**Provided text:**
April's CPI report will be more interesting than usual. The ongoing conflict in the Middle East has kept energy prices elevated, which will start to generate more obvious spillovers into other areas of inflation. We estimate headline CPI to rise 0.63% over the month, lifting the year-over-year pace to 3.8%.

Energy goods are poised for a 6% monthly gain as the jump in crude oil prices continues to pass through to the pump. Food at home is likely to accelerate after March’s pullback, with grocery prices set to strengthen later this year amid rising transportation costs and higher fuel and fertilizer input prices.

Excluding food and energy, we look for core CPI to increase 0.50% in April and 2.9% on a year-ago basis. The monthly pop is expected to be driven by core services, where strength will be partly—but not entirely—a mirage. The unwinding of a government shutdown-related survey quirk is expected to lead primary shelter to increase at twice its recent pace. We expect shelter inflation to quickly resume its moderation in May though, as real-time rent measures point to further softening. Excluding shelter, services should be genuinely hot thanks to higher jet fuel costs leading to a jump in airfares.

Meantime, a rebound in used vehicle prices will boost core goods inflation, though price growth for other core goods is likely to cool following March’s out-sized gains in apparel and recreational goods.

Looking ahead, we continue to forecast the year‑over‑year rate of core CPI to remain stuck close to 3.0% this year. Shelter inflation should continue to cool, but progress elsewhere is proving harder to come by. At the same time, slowing wage growth has weighed on consumer purchasing power and will likely limit firms’ ability to pass along higher costs. That should help temper broader inflation by year-end even as underlying pressures remain firm.

Retail Sales • Thursday

April retail sales data will be misleading at first glance as they will largely reflect higher prices rather than volumes. The data are reported nominally, thus not adjusted for inflation. While we forecast total retail sales rose 0.7% last month, after accounting for an around 0.7% gain in consumer goods prices, real retail sales were likely much weaker, potentially negative.

That's the signal we're getting from high-frequency credit card data, where spending outside gasoline collapsed last month (chart). While more volatile, the card data track decently well with the contours of retail spending.

**Information supplied:**
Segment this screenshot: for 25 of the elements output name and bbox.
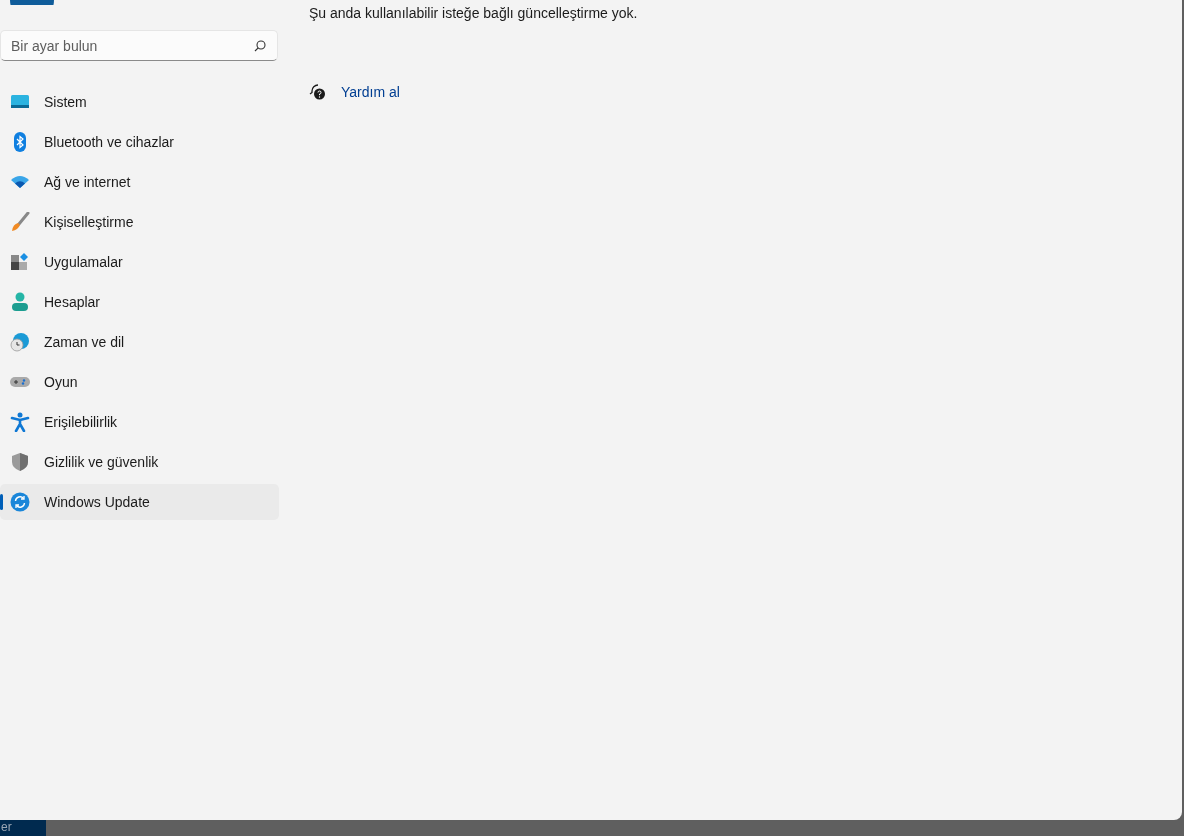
- sidebar-item[interactable]: Gizlilik ve güvenlik: [0, 444, 279, 480]
- selection-indicator: [0, 494, 3, 510]
- status-message: Şu anda kullanılabilir isteğe bağlı güncelleştirme yok.: [309, 4, 638, 23]
- sidebar-item[interactable]: Ağ ve internet: [0, 164, 279, 200]
- help-chat-icon: [309, 84, 327, 101]
- help-link[interactable]: Yardım al: [341, 82, 400, 103]
- sidebar-item[interactable]: Sistem: [0, 84, 279, 120]
- sidebar-item[interactable]: Oyun: [0, 364, 279, 400]
- sidebar-item[interactable]: Zaman ve dil: [0, 324, 279, 360]
- sidebar-item[interactable]: Hesaplar: [0, 284, 279, 320]
- sidebar-item[interactable]: Kişiselleştirme: [0, 204, 279, 240]
- search-icon: [254, 40, 266, 52]
- apps-icon: [10, 252, 30, 272]
- shield-icon: [10, 452, 30, 472]
- search-field[interactable]: Bir ayar bulun: [0, 30, 278, 61]
- sync-icon: [10, 492, 30, 512]
- taskbar-button[interactable]: er: [0, 820, 46, 836]
- sidebar-item[interactable]: Windows Update: [0, 484, 279, 520]
- paintbrush-icon: [10, 212, 30, 232]
- sidebar-item[interactable]: Erişilebilirlik: [0, 404, 279, 440]
- accessibility-icon: [10, 412, 30, 432]
- globe-clock-icon: [10, 332, 30, 352]
- sidebar-item[interactable]: Bluetooth ve cihazlar: [0, 124, 279, 160]
- sidebar-item[interactable]: Uygulamalar: [0, 244, 279, 280]
- person-icon: [10, 292, 30, 312]
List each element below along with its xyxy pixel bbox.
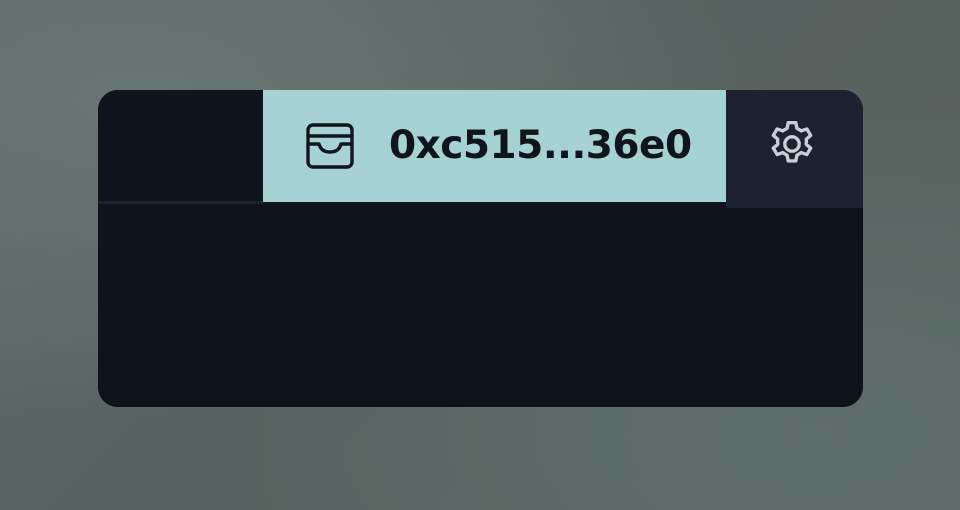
header-divider xyxy=(98,201,263,204)
widget-header: 0xc515...36e0 xyxy=(98,90,863,208)
wallet-icon xyxy=(305,122,355,170)
header-left-area xyxy=(98,90,263,202)
gear-icon xyxy=(765,117,819,175)
wallet-widget: 0xc515...36e0 xyxy=(98,90,863,407)
wallet-address: 0xc515...36e0 xyxy=(389,123,692,168)
wallet-address-button[interactable]: 0xc515...36e0 xyxy=(263,90,726,202)
settings-button[interactable] xyxy=(762,118,822,174)
widget-content-area xyxy=(98,208,863,407)
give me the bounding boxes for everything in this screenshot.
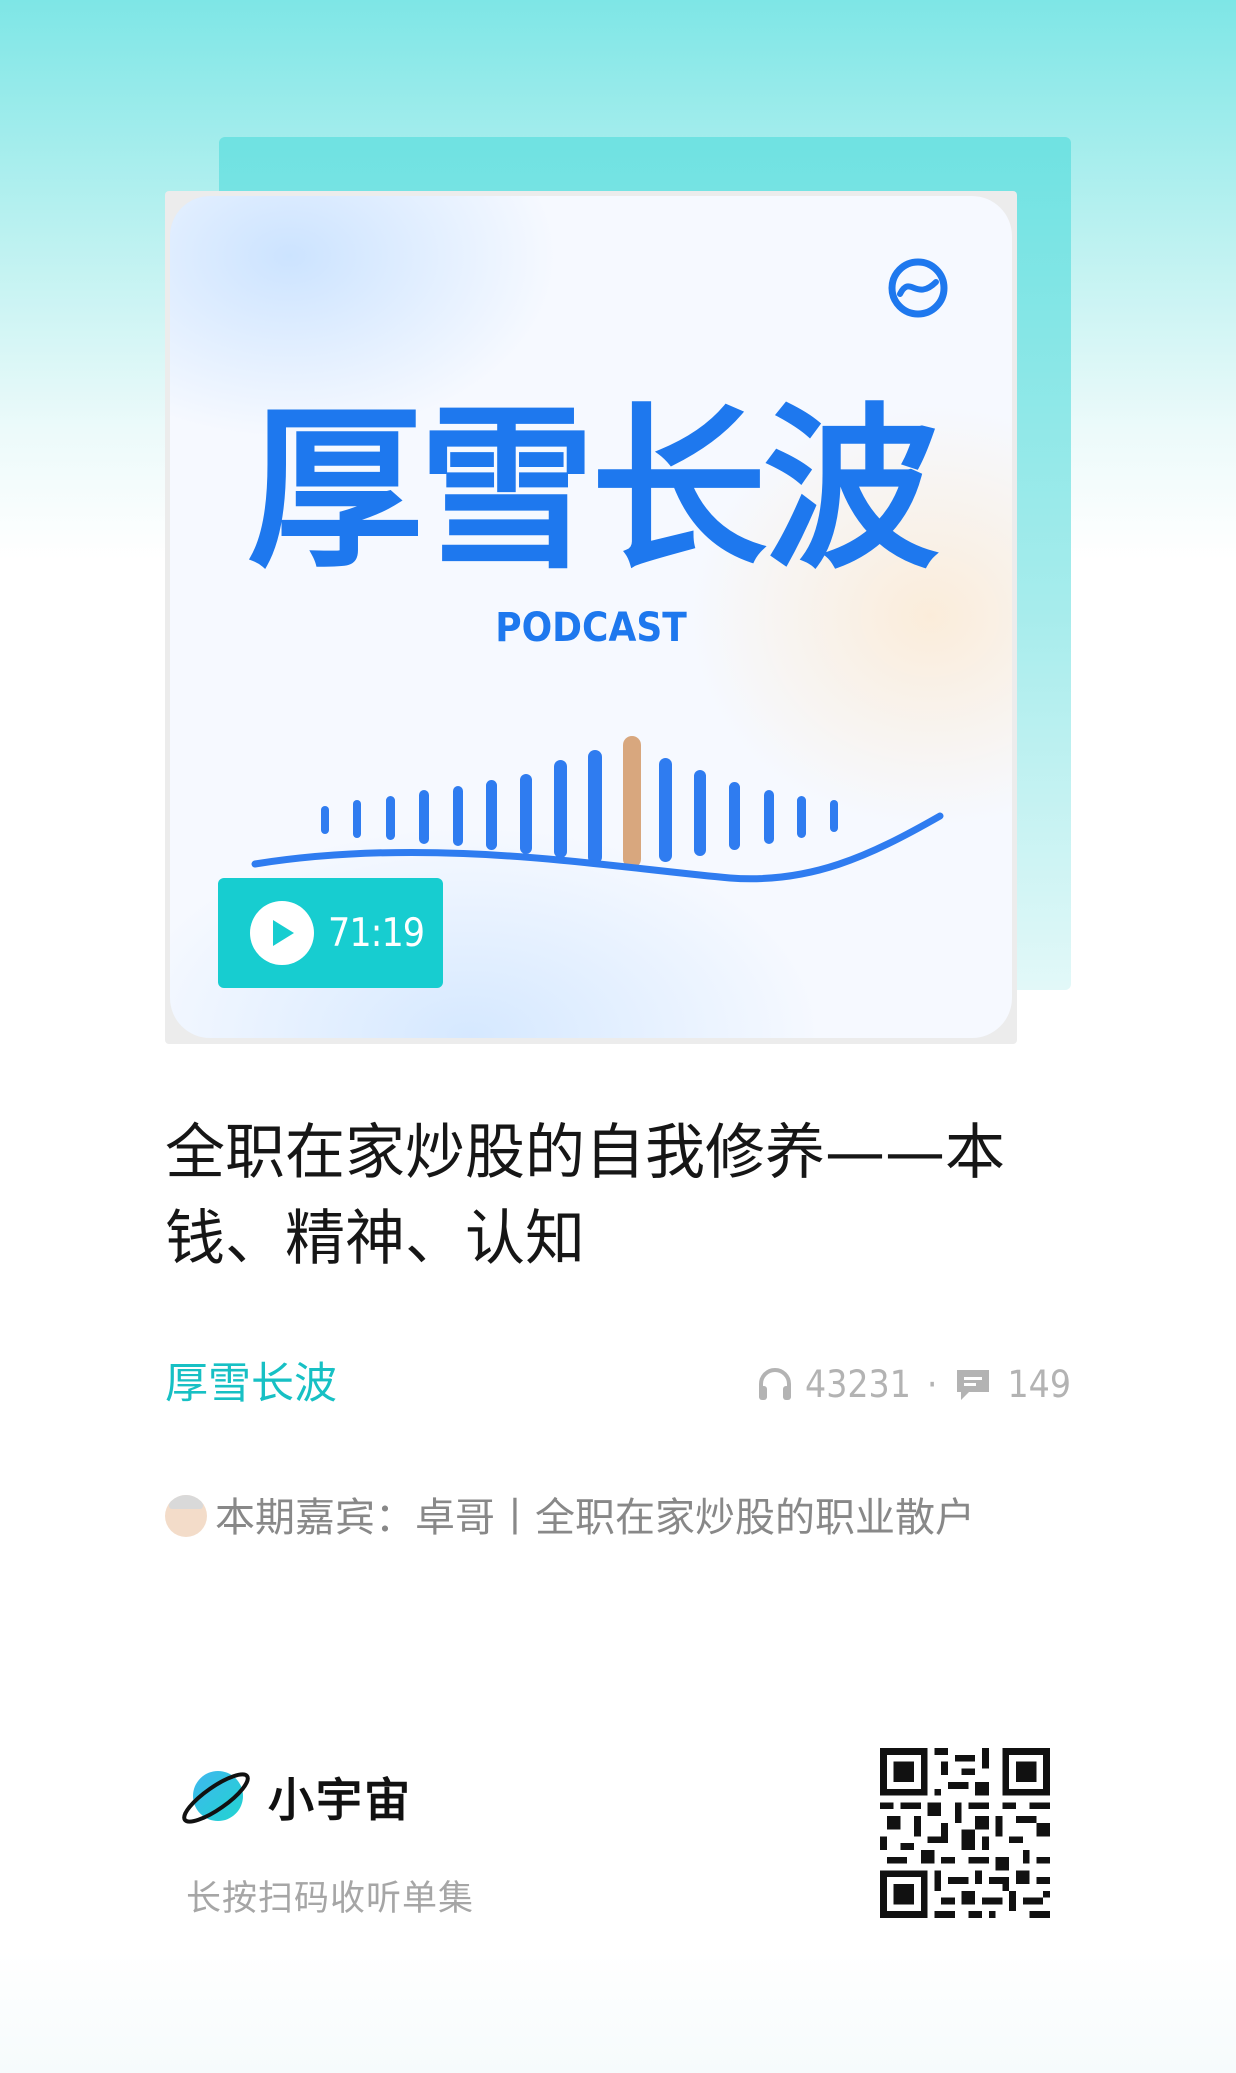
brand-logo: 小宇宙 [178, 1762, 412, 1832]
scan-hint: 长按扫码收听单集 [186, 1879, 475, 1919]
qr-code-icon[interactable] [880, 1748, 1050, 1918]
guest-description: 本期嘉宾：卓哥丨全职在家炒股的职业散户 [165, 1488, 1025, 1548]
cover-title: 厚雪长波 [246, 388, 939, 593]
episode-title: 全职在家炒股的自我修养——本钱、精神、认知 [165, 1118, 1005, 1274]
play-button[interactable]: 71:19 [218, 878, 443, 988]
play-count: 43231 [805, 1362, 911, 1406]
guest-text: 本期嘉宾：卓哥丨全职在家炒股的职业散户 [215, 1495, 975, 1541]
cover-subtitle: PODCAST [495, 605, 687, 651]
headphones-icon [759, 1368, 792, 1400]
play-icon [250, 901, 314, 965]
podcast-name-link[interactable]: 厚雪长波 [165, 1358, 337, 1410]
guest-emoji-icon [165, 1495, 207, 1537]
episode-stats: 43231 · 149 [755, 1358, 1071, 1410]
comment-count: 149 [1007, 1362, 1071, 1406]
planet-logo-icon [182, 1771, 250, 1824]
duration-label: 71:19 [328, 910, 425, 956]
brand-name: 小宇宙 [268, 1773, 412, 1827]
stats-separator: · [926, 1362, 938, 1406]
podcast-logo-icon [888, 258, 948, 318]
comment-icon [957, 1370, 990, 1400]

**Set problem 1:** From the CPI preview, list each April forecast that comes with a percentage figure, along with that figure.
**Set problem 2:** According to the CPI preview, what will lead to a jump in airfares?
**Set problem 3:** Pick up the inflation and retail sales preview after its final sentence and carry on writing it.
The records aren't needed for anything here.

**Expected answer 1:**
- Headline CPI, monthly: 0.63%
- Headline CPI, year over year: 3.8%
- Energy goods, monthly: 6%
- Core CPI, monthly: 0.50%
- Core CPI, year over year: 2.9%

**Expected answer 2:** Higher jet fuel costs.

**Expected answer 3:**
The spending environment has ultimately grown more challenging as higher gas prices weigh on consumer purchasing power. Real household income, excluding transfer payments like unemployment benefits and social security, has trended lower and now turned modestly negative on a year-ago basis, signaling that compensation remains a key risk to households' ability to spend ahead. Consumers are saving less as a result to keep spending, and they're also relying on credit and/or their balance sheets. This all suggests a slower spending environment ahead.

G10 Week Ahead

U.K. GDP • Thursday

Next week brings the release of UK GDP data for March and Q1-2026. February growth surprised to the upside, with output rising 0.5% month-over-month (aside from manufacturing). For March, we expect GDP to contract by around 0.2%. That would still leave Q1 growth at 0.5%, in line with Bank of England (BoE) recent projections.

March PMIs were weak across manufacturing and services, reflecting softer sentiment and elevated uncertainty tied to the war in the Middle East. Construction was the exception, though that was supported by energy-related demand and a return to more typical weather conditions after February's unusually wet weather.

Against this backdrop, the BoE’s recent 8–1 vote to hold the Bank Rate at 3.75% struck us as broadly balanced with a slight hawkish lean. Greater emphasis on scenario-based forecasts highlighted optionality rather than a single outlook, while growth concerns partly offset inflation risks. As such, an upside GDP surprise next week would likely be treated cautiously, especially as anecdotal evidence suggests household and business activity may have been pulled forward, which could have boosted late‑March data and skewed risks to the upside. A weaker print would reinforce the Bank’s wait-and-see stance. That said, rising fertilizer prices and persistently high energy costs increase the risk of second-round inflation effects. We have therefore revised our Bank Rate outlook to include two hikes this year, up from a baseline of no changes. While uncertainty remains high and tied to developments in the Middle East, even with a rapid resolution, at least one hike may be needed to prevent second-round effects from becoming entrenched.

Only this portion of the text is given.